*** SELECTION ***
Urgent Security Advisory: New React Server Component Vulnerabilities (CVE-2025-55184, CVE-2025-55183)

Security Advisory

Two new high-severity vulnerabilities – a Denial of Service (CVE-2025-55184) and Source Code Exposure (CVE-2025-55183) – have been discovered in React 19 and Next.js. An initial fix was incomplete, leading to CVE-2025-67779. Immediate upgrades are essential to protect applications. This advisory details the issues, affected versions, and required remediation steps.

Following the React2Shell disclosure, increased community research into React Server Components has uncovered two additional critical vulnerabilities requiring immediate patching: a high-severity Denial of Service (CVE-2025-55184) and a medium-severity Source Code Exposure (CVE-2025-55183). These vulnerabilities affect React 19 and frameworks built upon it, such as Next.js. It's important to note that neither of these new issues allows for Remote Code Execution.

The security community plays a crucial role in strengthening the ecosystem by continuously testing and identifying potential weaknesses, for which we are grateful.
*** ENTRIES SUPPLIED ***
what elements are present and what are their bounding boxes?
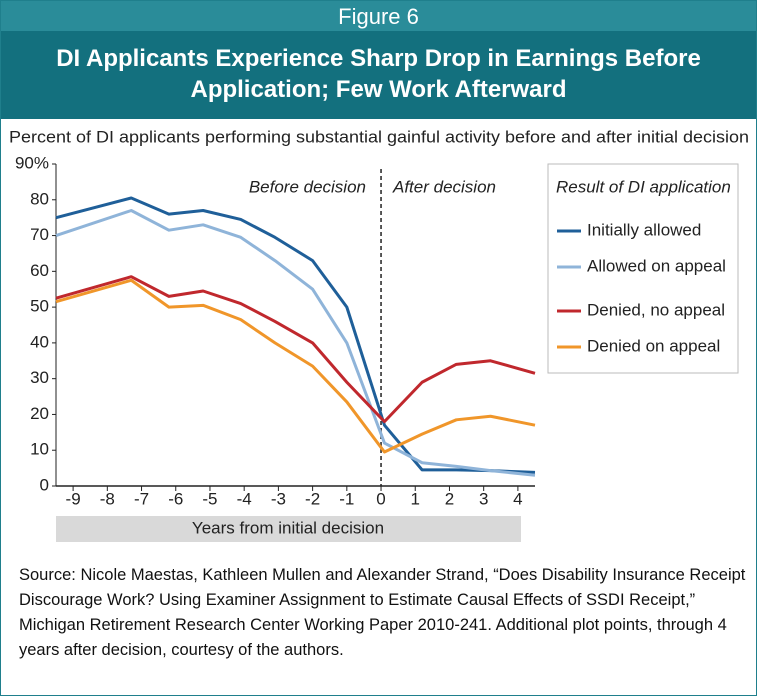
y-tick-label: 70	[30, 225, 49, 244]
x-tick-label: -9	[66, 489, 81, 508]
x-tick-label: 4	[513, 489, 522, 508]
legend-label: Denied on appeal	[587, 336, 720, 355]
x-tick-label: -8	[100, 489, 115, 508]
y-tick-label: 60	[30, 261, 49, 280]
figure-title: DI Applicants Experience Sharp Drop in E…	[1, 31, 756, 119]
x-tick-label: -2	[305, 489, 320, 508]
x-tick-label: -3	[271, 489, 286, 508]
x-axis-label: Years from initial decision	[192, 518, 384, 537]
series-line	[55, 209, 536, 477]
y-tick-label: 20	[30, 404, 49, 423]
y-tick-label: 0	[40, 475, 49, 494]
x-tick-label: -5	[202, 489, 217, 508]
x-tick-label: -7	[134, 489, 149, 508]
x-tick-label: 0	[376, 489, 385, 508]
series-line	[55, 275, 536, 424]
y-tick-label: 10	[30, 440, 49, 459]
annotation: After decision	[392, 177, 496, 196]
chart: Percent of DI applicants performing subs…	[9, 127, 749, 542]
y-tick-label: 30	[30, 368, 49, 387]
series-line	[55, 196, 536, 474]
legend-label: Denied, no appeal	[587, 300, 725, 319]
series-line	[55, 278, 536, 454]
annotation: Before decision	[249, 177, 366, 196]
x-tick-label: 2	[445, 489, 454, 508]
x-tick-label: -1	[339, 489, 354, 508]
x-tick-label: -6	[168, 489, 183, 508]
figure-label: Figure 6	[1, 1, 756, 31]
x-tick-label: 3	[479, 489, 488, 508]
legend-label: Allowed on appeal	[587, 256, 726, 275]
x-tick-label: -4	[237, 489, 252, 508]
subtitle: Percent of DI applicants performing subs…	[9, 127, 749, 146]
legend-title: Result of DI application	[556, 177, 731, 196]
y-tick-label: 80	[30, 189, 49, 208]
x-label-bar	[56, 516, 521, 542]
x-tick-label: 1	[411, 489, 420, 508]
legend-label: Initially allowed	[587, 220, 701, 239]
y-tick-label: 90%	[15, 153, 49, 172]
source-note: Source: Nicole Maestas, Kathleen Mullen …	[19, 566, 746, 659]
y-tick-label: 40	[30, 332, 49, 351]
y-tick-label: 50	[30, 297, 49, 316]
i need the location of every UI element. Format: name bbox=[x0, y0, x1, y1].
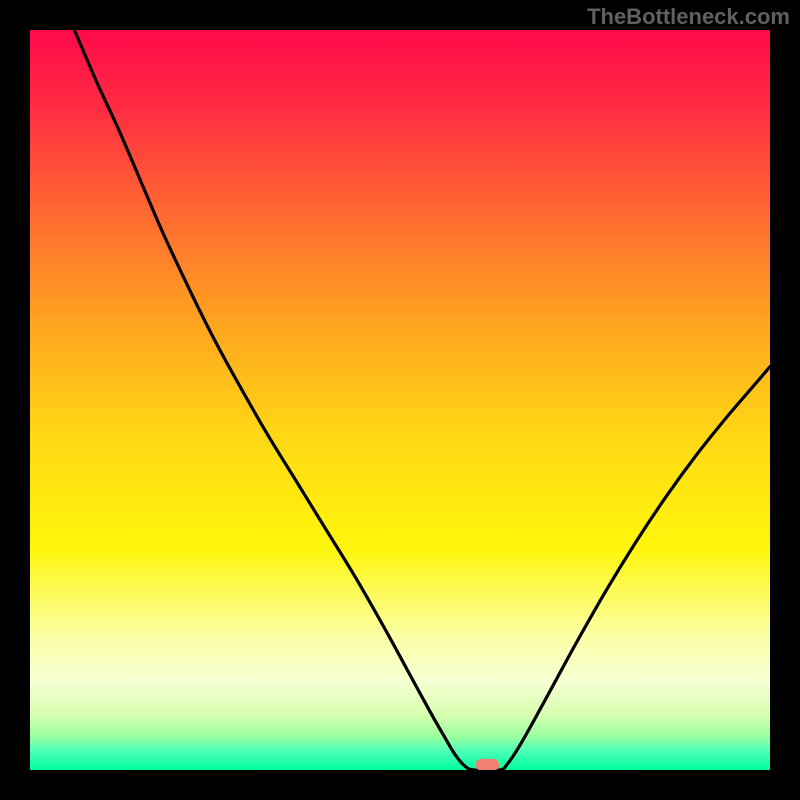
plot-area bbox=[30, 30, 770, 770]
watermark-text: TheBottleneck.com bbox=[587, 4, 790, 30]
optimal-point-marker bbox=[475, 759, 499, 770]
bottleneck-curve-chart bbox=[30, 30, 770, 770]
chart-container: TheBottleneck.com bbox=[0, 0, 800, 800]
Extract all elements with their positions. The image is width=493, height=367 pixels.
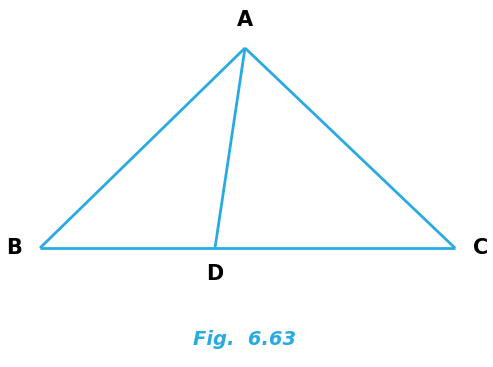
Text: A: A (237, 10, 253, 30)
Text: B: B (6, 238, 22, 258)
Text: D: D (207, 264, 224, 284)
Text: C: C (473, 238, 488, 258)
Text: Fig.  6.63: Fig. 6.63 (193, 330, 297, 349)
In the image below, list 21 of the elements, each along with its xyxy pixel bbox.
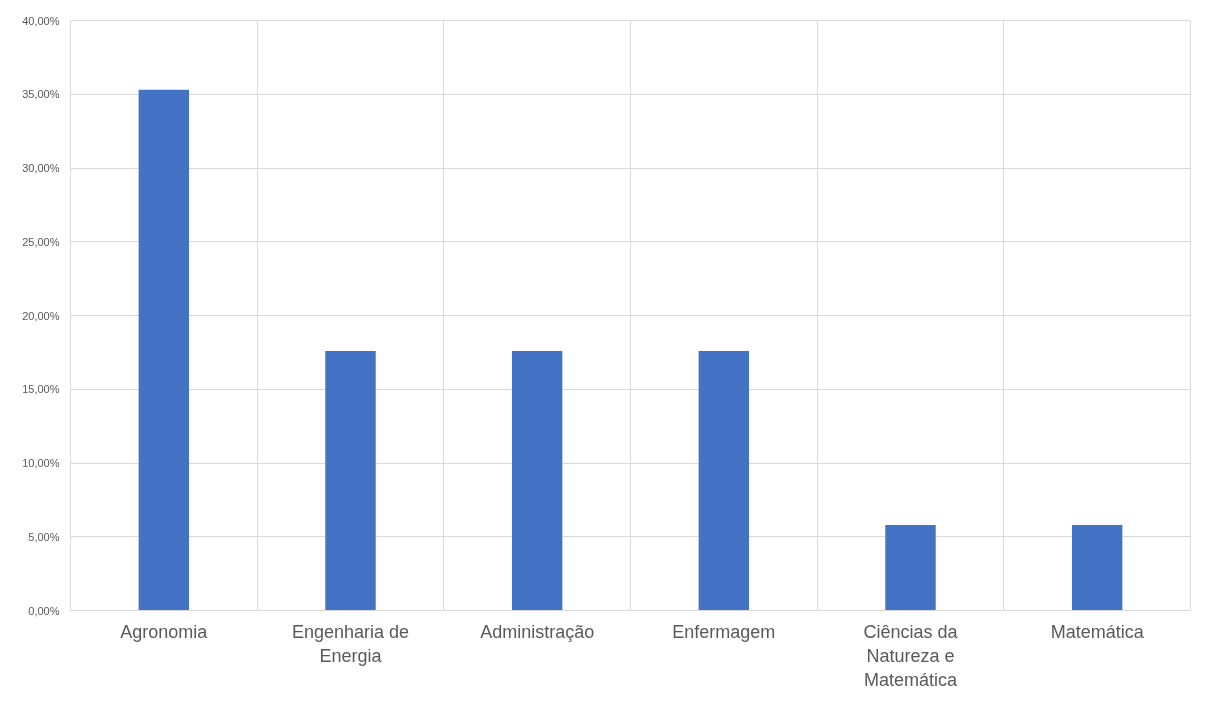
y-tick-label: 25,00% <box>22 235 60 248</box>
bar <box>698 350 750 611</box>
x-tick-label: Enfermagem <box>672 621 776 642</box>
y-tick-label: 40,00% <box>22 14 60 27</box>
y-tick-label: 5,00% <box>28 530 60 543</box>
x-tick-label: Agronomia <box>120 621 209 642</box>
bar <box>1071 524 1123 611</box>
bar <box>885 524 936 611</box>
x-tick-label: Ciências da Natureza e Matemática <box>863 621 959 690</box>
bar <box>138 89 190 611</box>
bar <box>325 350 376 611</box>
y-tick-label: 15,00% <box>22 383 60 396</box>
x-tick-label: Matemática <box>1050 621 1145 642</box>
x-tick-label: Administração <box>480 621 595 642</box>
y-tick-label: 20,00% <box>22 309 60 322</box>
y-tick-label: 35,00% <box>22 88 60 101</box>
bar <box>511 350 563 611</box>
y-tick-label: 30,00% <box>22 162 60 174</box>
x-tick-label: Engenharia de Energia <box>291 621 410 666</box>
y-tick-label: 10,00% <box>22 457 60 469</box>
y-tick-label: 0,00% <box>28 604 60 617</box>
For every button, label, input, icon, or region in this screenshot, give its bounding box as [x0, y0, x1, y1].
***
- **EXERCISE TASK 1**
Write out, word for word, the part of the security advisory that opens with the words "Urgent Security Advisory: New" and closes with "required remediation steps.".
- **EXERCISE TASK 2**
Lay out the part of the records that opens with the line containing "y-tick-label: 25,00% <box>22 235 60 248</box>" and closes with the line containing "x-tick-label: Ciências da" as a Markdown table with columns n and Line, numbering each row and leaving out blank lines.

- **EXERCISE SOLUTION 1**
Urgent Security Advisory: New React Server Component Vulnerabilities (CVE-2025-55184, CVE-2025-55183)

Security Advisory

Two new high-severity vulnerabilities – a Denial of Service (CVE-2025-55184) and Source Code Exposure (CVE-2025-55183) – have been discovered in React 19 and Next.js. An initial fix was incomplete, leading to CVE-2025-67779. Immediate upgrades are essential to protect applications. This advisory details the issues, affected versions, and required remediation steps.

- **EXERCISE SOLUTION 2**
| n | Line |
|---|---|
| 1 | y-tick-label: 25,00% <box>22 235 60 248</box> |
| 2 | bar <box>698 350 750 611</box> |
| 3 | x-tick-label: Enfermagem <box>672 621 776 642</box> |
| 4 | y-tick-label: 40,00% <box>22 14 60 27</box> |
| 5 | y-tick-label: 5,00% <box>28 530 60 543</box> |
| 6 | x-tick-label: Agronomia <box>120 621 209 642</box> |
| 7 | bar <box>1071 524 1123 611</box> |
| 8 | bar <box>885 524 936 611</box> |
| 9 | x-tick-label: Ciências da Natureza e Matemática <box>863 621 959 690</box> |